— START Records to process —

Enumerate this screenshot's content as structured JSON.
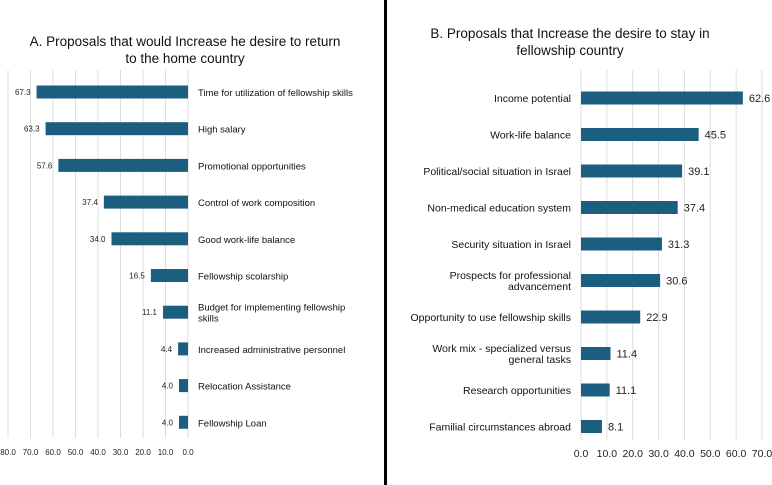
{
  "chart_data": [
    {
      "type": "bar",
      "orientation": "horizontal",
      "direction": "reversed",
      "title": "A. Proposals that would Increase he desire to return to the home country",
      "title_lines": [
        "A. Proposals that would Increase he desire to return",
        "to the home country"
      ],
      "categories": [
        "Time for utilization of fellowship skills",
        "High salary",
        "Promotional opportunities",
        "Control of work composition",
        "Good work-life balance",
        "Fellowship scolarship",
        "Budget for implementing fellowship skills",
        "Increased administrative personnel",
        "Relocation Assistance",
        "Fellowship Loan"
      ],
      "category_lines": [
        [
          "Time for utilization of fellowship skills"
        ],
        [
          "High salary"
        ],
        [
          "Promotional opportunities"
        ],
        [
          "Control of work composition"
        ],
        [
          "Good work-life balance"
        ],
        [
          "Fellowship scolarship"
        ],
        [
          "Budget for implementing fellowship",
          "skills"
        ],
        [
          "Increased administrative personnel"
        ],
        [
          "Relocation Assistance"
        ],
        [
          "Fellowship Loan"
        ]
      ],
      "values": [
        67.3,
        63.3,
        57.6,
        37.4,
        34.0,
        16.5,
        11.1,
        4.4,
        4.0,
        4.0
      ],
      "value_labels": [
        "67.3",
        "63.3",
        "57.6",
        "37.4",
        "34.0",
        "16.5",
        "11.1",
        "4.4",
        "4.0",
        "4.0"
      ],
      "xlim": [
        0,
        80
      ],
      "xticks": [
        80,
        70,
        60,
        50,
        40,
        30,
        20,
        10,
        0
      ],
      "xtick_labels": [
        "80.0",
        "70.0",
        "60.0",
        "50.0",
        "40.0",
        "30.0",
        "20.0",
        "10.0",
        "0.0"
      ],
      "grid": true,
      "bar_color": "#1b5e7f"
    },
    {
      "type": "bar",
      "orientation": "horizontal",
      "direction": "normal",
      "title": "B. Proposals that Increase the desire to stay in fellowship country",
      "title_lines": [
        "B. Proposals that Increase the desire to stay in",
        "fellowship country"
      ],
      "categories": [
        "Income potential",
        "Work-life balance",
        "Political/social situation in Israel",
        "Non-medical education system",
        "Security situation in Israel",
        "Prospects for professional advancement",
        "Opportunity to use fellowship skills",
        "Work mix - specialized versus general tasks",
        "Research opportunities",
        "Familial circumstances abroad"
      ],
      "category_lines": [
        [
          "Income potential"
        ],
        [
          "Work-life balance"
        ],
        [
          "Political/social situation in Israel"
        ],
        [
          "Non-medical education system"
        ],
        [
          "Security situation in Israel"
        ],
        [
          "Prospects for professional",
          "advancement"
        ],
        [
          "Opportunity to use fellowship skills"
        ],
        [
          "Work mix - specialized  versus",
          "general tasks"
        ],
        [
          "Research opportunities"
        ],
        [
          "Familial circumstances abroad"
        ]
      ],
      "values": [
        62.6,
        45.5,
        39.1,
        37.4,
        31.3,
        30.6,
        22.9,
        11.4,
        11.1,
        8.1
      ],
      "value_labels": [
        "62.6",
        "45.5",
        "39.1",
        "37.4",
        "31.3",
        "30.6",
        "22.9",
        "11.4",
        "11.1",
        "8.1"
      ],
      "xlim": [
        0,
        70
      ],
      "xticks": [
        0,
        10,
        20,
        30,
        40,
        50,
        60,
        70
      ],
      "xtick_labels": [
        "0.0",
        "10.0",
        "20.0",
        "30.0",
        "40.0",
        "50.0",
        "60.0",
        "70.0"
      ],
      "grid": true,
      "bar_color": "#1b5e7f"
    }
  ]
}
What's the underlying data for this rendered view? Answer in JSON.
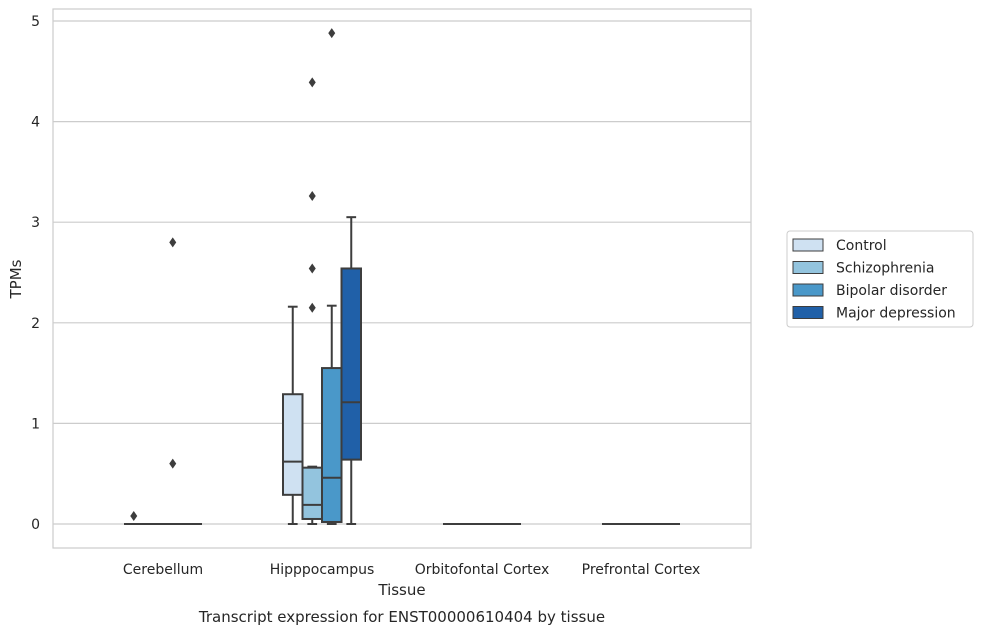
{
  "chart_data": {
    "type": "box",
    "title": "",
    "caption": "Transcript expression for ENST00000610404 by tissue",
    "xlabel": "Tissue",
    "ylabel": "TPMs",
    "ylim": [
      -0.23,
      5.12
    ],
    "yticks": [
      0,
      1,
      2,
      3,
      4,
      5
    ],
    "grid": true,
    "legend_position": "right",
    "categories": [
      "Cerebellum",
      "Hipppocampus",
      "Orbitofontal Cortex",
      "Prefrontal Cortex"
    ],
    "series": [
      {
        "name": "Control",
        "color": "#cfe1f2",
        "boxes": [
          {
            "whislo": 0,
            "q1": 0,
            "med": 0,
            "q3": 0,
            "whishi": 0,
            "fliers": [
              0.08
            ]
          },
          {
            "whislo": 0,
            "q1": 0.29,
            "med": 0.62,
            "q3": 1.29,
            "whishi": 2.16,
            "fliers": []
          },
          {
            "whislo": 0,
            "q1": 0,
            "med": 0,
            "q3": 0,
            "whishi": 0,
            "fliers": []
          },
          {
            "whislo": 0,
            "q1": 0,
            "med": 0,
            "q3": 0,
            "whishi": 0,
            "fliers": []
          }
        ]
      },
      {
        "name": "Schizophrenia",
        "color": "#93c4de",
        "boxes": [
          {
            "whislo": 0,
            "q1": 0,
            "med": 0,
            "q3": 0,
            "whishi": 0,
            "fliers": []
          },
          {
            "whislo": 0,
            "q1": 0.05,
            "med": 0.19,
            "q3": 0.56,
            "whishi": 0.57,
            "fliers": [
              2.15,
              2.54,
              3.26,
              4.39
            ]
          },
          {
            "whislo": 0,
            "q1": 0,
            "med": 0,
            "q3": 0,
            "whishi": 0,
            "fliers": []
          },
          {
            "whislo": 0,
            "q1": 0,
            "med": 0,
            "q3": 0,
            "whishi": 0,
            "fliers": []
          }
        ]
      },
      {
        "name": "Bipolar disorder",
        "color": "#4a98c9",
        "boxes": [
          {
            "whislo": 0,
            "q1": 0,
            "med": 0,
            "q3": 0,
            "whishi": 0,
            "fliers": [
              0.6,
              2.8
            ]
          },
          {
            "whislo": 0,
            "q1": 0.02,
            "med": 0.46,
            "q3": 1.55,
            "whishi": 2.17,
            "fliers": [
              4.88
            ]
          },
          {
            "whislo": 0,
            "q1": 0,
            "med": 0,
            "q3": 0,
            "whishi": 0,
            "fliers": []
          },
          {
            "whislo": 0,
            "q1": 0,
            "med": 0,
            "q3": 0,
            "whishi": 0,
            "fliers": []
          }
        ]
      },
      {
        "name": "Major depression",
        "color": "#2060a8",
        "boxes": [
          {
            "whislo": 0,
            "q1": 0,
            "med": 0,
            "q3": 0,
            "whishi": 0,
            "fliers": []
          },
          {
            "whislo": 0,
            "q1": 0.64,
            "med": 1.21,
            "q3": 2.54,
            "whishi": 3.05,
            "fliers": []
          },
          {
            "whislo": 0,
            "q1": 0,
            "med": 0,
            "q3": 0,
            "whishi": 0,
            "fliers": []
          },
          {
            "whislo": 0,
            "q1": 0,
            "med": 0,
            "q3": 0,
            "whishi": 0,
            "fliers": []
          }
        ]
      }
    ]
  }
}
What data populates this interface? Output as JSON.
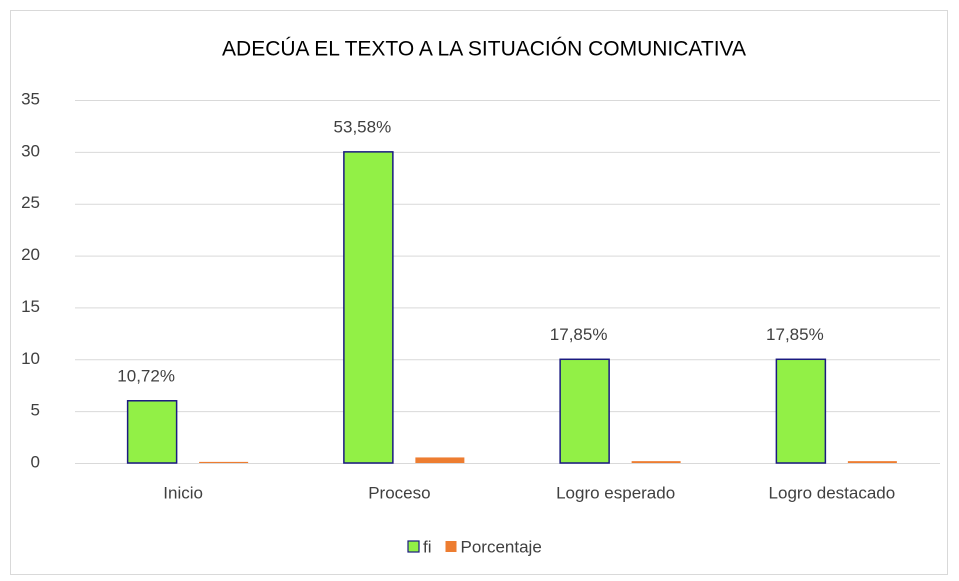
{
  "chart_data": {
    "type": "bar",
    "title": "ADECÚA EL TEXTO A LA SITUACIÓN COMUNICATIVA",
    "categories": [
      "Inicio",
      "Proceso",
      "Logro esperado",
      "Logro destacado"
    ],
    "series": [
      {
        "name": "fi",
        "color": "#92f046",
        "values": [
          6,
          30,
          10,
          10
        ]
      },
      {
        "name": "Porcentaje",
        "color": "#ed7d31",
        "values": [
          0.1072,
          0.5358,
          0.1785,
          0.1785
        ],
        "value_labels": [
          "10,72%",
          "53,58%",
          "17,85%",
          "17,85%"
        ]
      }
    ],
    "ylim": [
      0,
      35
    ],
    "yticks": [
      0,
      5,
      10,
      15,
      20,
      25,
      30,
      35
    ],
    "grid": true,
    "legend": "bottom"
  }
}
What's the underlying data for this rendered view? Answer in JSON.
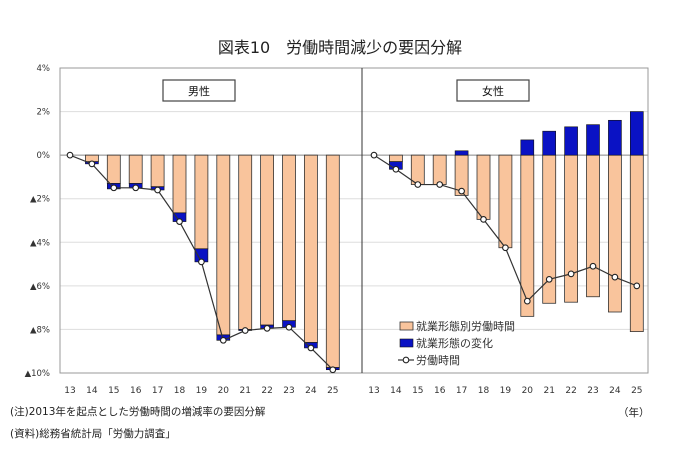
{
  "chart_data": {
    "type": "bar",
    "title": "図表10　労働時間減少の要因分解",
    "xlabel": "（年）",
    "ylabel": "",
    "ylim": [
      -10,
      4
    ],
    "yticks": [
      4,
      2,
      0,
      -2,
      -4,
      -6,
      -8,
      -10
    ],
    "ytick_labels": [
      "4%",
      "2%",
      "0%",
      "▲2%",
      "▲4%",
      "▲6%",
      "▲8%",
      "▲10%"
    ],
    "grid": true,
    "categories": [
      "13",
      "14",
      "15",
      "16",
      "17",
      "18",
      "19",
      "20",
      "21",
      "22",
      "23",
      "24",
      "25"
    ],
    "legend": {
      "placement": "bottom-right-panel",
      "entries": [
        "就業形態別労働時間",
        "就業形態の変化",
        "労働時間"
      ]
    },
    "colors": {
      "orange": "#f9c49c",
      "blue": "#0a12c4",
      "line": "#333333"
    },
    "panels": [
      {
        "label": "男性",
        "series": [
          {
            "name": "就業形態別労働時間",
            "type": "bar",
            "values": [
              0,
              -0.3,
              -1.3,
              -1.3,
              -1.45,
              -2.65,
              -4.3,
              -8.25,
              -8.0,
              -7.8,
              -7.6,
              -8.6,
              -9.75
            ]
          },
          {
            "name": "就業形態の変化",
            "type": "bar",
            "values": [
              0,
              -0.1,
              -0.25,
              -0.2,
              -0.15,
              -0.4,
              -0.6,
              -0.25,
              -0.05,
              -0.15,
              -0.3,
              -0.25,
              -0.1
            ]
          },
          {
            "name": "労働時間",
            "type": "line",
            "values": [
              0,
              -0.4,
              -1.5,
              -1.5,
              -1.6,
              -3.05,
              -4.9,
              -8.5,
              -8.05,
              -7.95,
              -7.9,
              -8.85,
              -9.85
            ]
          }
        ]
      },
      {
        "label": "女性",
        "series": [
          {
            "name": "就業形態別労働時間",
            "type": "bar",
            "values": [
              0,
              -0.3,
              -1.35,
              -1.35,
              -1.85,
              -2.95,
              -4.25,
              -7.4,
              -6.8,
              -6.75,
              -6.5,
              -7.2,
              -8.1
            ]
          },
          {
            "name": "就業形態の変化",
            "type": "bar",
            "values": [
              0,
              -0.35,
              0,
              0,
              0.2,
              0,
              0,
              0.7,
              1.1,
              1.3,
              1.4,
              1.6,
              2.0
            ]
          },
          {
            "name": "労働時間",
            "type": "line",
            "values": [
              0,
              -0.65,
              -1.35,
              -1.35,
              -1.65,
              -2.95,
              -4.25,
              -6.7,
              -5.7,
              -5.45,
              -5.1,
              -5.6,
              -6.0
            ]
          }
        ]
      }
    ]
  },
  "notes": {
    "note": "(注)2013年を起点とした労働時間の増減率の要因分解",
    "source": "(資料)総務省統計局「労働力調査」",
    "unit": "（年）"
  }
}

— END Records to process —

Work to do:
State only how many lines in the material include "return".

Response to the exercise:
2